◆ Problem to work on:
Answer these questions using the Molly Hatchet passage below:
1. Who founded Molly Hatchet, and in what year?
2. Which record label signed the band to a recording contract in 1977?
3. Which vocalist replaced Danny Joe Brown in the band?

◆ Source:
Molly Hatchet was founded by guitarist Dave Hlubek in 1971. The band originated and was based in Jacksonville, Florida and shared influences and inspiration with what is perhaps the most well-known act in the Southern rock genre, Lynyrd Skynyrd.
Hlubek, along with Banner Thomas, also wrote/co-wrote and co-produced many of the band's songs. Hlubek has stated that the demise of Lynyrd Skynyrd opened the door for Molly Hatchet. Members of .38 Special referred the band to manager Pat Armstrong, who, with partner Alan Walden, had briefly been co-manager of Lynyrd Skynyrd in 1970.
Skynyrd's Ronnie Van Zant was slated to produce Molly Hatchet's first album, having helped in writing arrangements and directing rehearsals prior to his death. Molly Hatchet cut their first demos in Lynyrd Skynyrd's 8-track recording studio using their equipment. Other demos were cut in Jacksonville's Warehouse Studios. Warner Bros. Records expressed interest in the resulting recordings from these sessions. However, the band ended up being turned down by Warner, who instead picked Van Halen over Molly Hatchet. After this setback, Hatchet toured the Florida roadhouse and bar circuit. About six months later, Epic Records signed the band to a recording contract in 1977 and brought Tom Werman in as producer.
Werman, known for working with straight hard rock acts such as Cheap Trick and Ted Nugent, combined boogie, blues and hard rock making Molly Hatchet's sound different from more country-influenced acts, such as The Outlaws.
Molly Hatchet was followed by Flirtin' with Disaster in September 1979, with its title song another AOR hit, as was its first track, "Whiskey Man", from the album.
Molly Hatchet proceeded to tour behind the records building a larger fan base. Lead singer Danny Joe Brown left the band in May 1980 because of diabetes and other reasons, only to return two years later.
After Danny Joe Brown left Molly Hatchet, he formed The Danny Joe Brown Band. Brown was replaced in Molly Hatchet by vocalist Jimmy Farrar, a native of La Grange, Georgia, where he was formerly lead singer for the local Southern rock band Raw Energy.

◆ Collected data:

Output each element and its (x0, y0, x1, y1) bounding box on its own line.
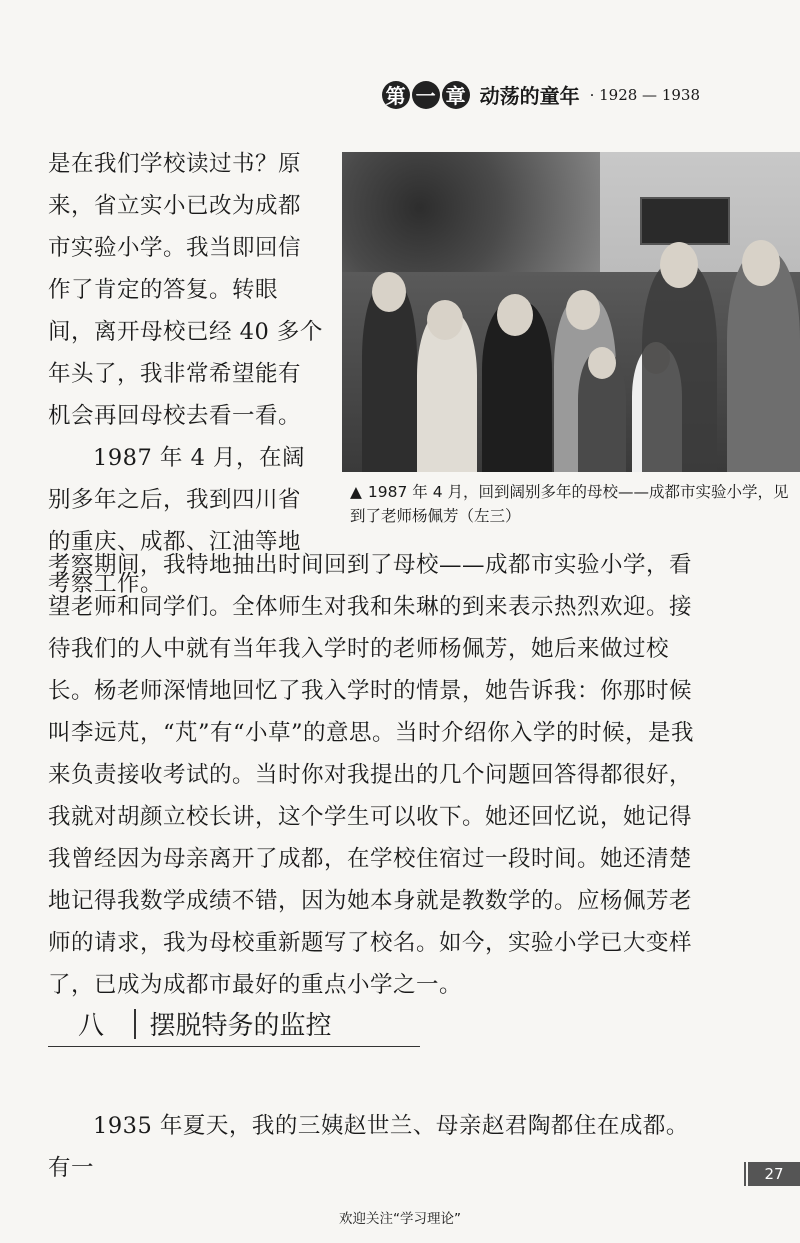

◆ The result:
1. Guitarist Dave Hlubek founded Molly Hatchet in 1971.
2. Epic Records.
3. Jimmy Farrar.